**LISTING**
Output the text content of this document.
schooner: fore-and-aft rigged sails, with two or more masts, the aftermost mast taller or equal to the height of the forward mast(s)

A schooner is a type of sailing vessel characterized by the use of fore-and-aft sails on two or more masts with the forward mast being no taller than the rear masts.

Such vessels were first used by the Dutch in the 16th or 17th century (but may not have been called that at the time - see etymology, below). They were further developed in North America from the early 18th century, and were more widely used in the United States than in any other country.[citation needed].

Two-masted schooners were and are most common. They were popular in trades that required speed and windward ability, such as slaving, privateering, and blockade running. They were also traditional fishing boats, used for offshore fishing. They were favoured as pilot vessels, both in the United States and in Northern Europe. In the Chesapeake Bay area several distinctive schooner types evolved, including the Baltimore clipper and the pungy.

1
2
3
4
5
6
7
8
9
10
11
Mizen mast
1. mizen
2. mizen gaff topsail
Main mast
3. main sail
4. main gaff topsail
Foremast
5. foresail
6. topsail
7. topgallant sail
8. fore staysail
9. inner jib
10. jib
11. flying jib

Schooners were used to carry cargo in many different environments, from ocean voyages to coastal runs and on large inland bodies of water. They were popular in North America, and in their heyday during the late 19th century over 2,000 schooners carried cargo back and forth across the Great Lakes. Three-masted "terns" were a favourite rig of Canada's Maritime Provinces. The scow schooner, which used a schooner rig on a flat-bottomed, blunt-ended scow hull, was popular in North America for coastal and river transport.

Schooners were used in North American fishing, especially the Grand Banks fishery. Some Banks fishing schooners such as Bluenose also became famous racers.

**PROBLEM**
Extract the entries above verbatim.

**EXERCISE OUTPUT**
Output the text content of this document.
schooner: fore-and-aft rigged sails, with two or more masts, the aftermost mast taller or equal to the height of the forward mast(s)

A schooner is a type of sailing vessel characterized by the use of fore-and-aft sails on two or more masts with the forward mast being no taller than the rear masts.

Such vessels were first used by the Dutch in the 16th or 17th century (but may not have been called that at the time - see etymology, below). They were further developed in North America from the early 18th century, and were more widely used in the United States than in any other country.[citation needed].

Two-masted schooners were and are most common. They were popular in trades that required speed and windward ability, such as slaving, privateering, and blockade running. They were also traditional fishing boats, used for offshore fishing. They were favoured as pilot vessels, both in the United States and in Northern Europe. In the Chesapeake Bay area several distinctive schooner types evolved, including the Baltimore clipper and the pungy.

1
2
3
4
5
6
7
8
9
10
11
Mizen mast
1. mizen
2. mizen gaff topsail
Main mast
3. main sail
4. main gaff topsail
Foremast
5. foresail
6. topsail
7. topgallant sail
8. fore staysail
9. inner jib
10. jib
11. flying jib

Schooners were used to carry cargo in many different environments, from ocean voyages to coastal runs and on large inland bodies of water. They were popular in North America, and in their heyday during the late 19th century over 2,000 schooners carried cargo back and forth across the Great Lakes. Three-masted "terns" were a favourite rig of Canada's Maritime Provinces. The scow schooner, which used a schooner rig on a flat-bottomed, blunt-ended scow hull, was popular in North America for coastal and river transport.

Schooners were used in North American fishing, especially the Grand Banks fishery. Some Banks fishing schooners such as Bluenose also became famous racers.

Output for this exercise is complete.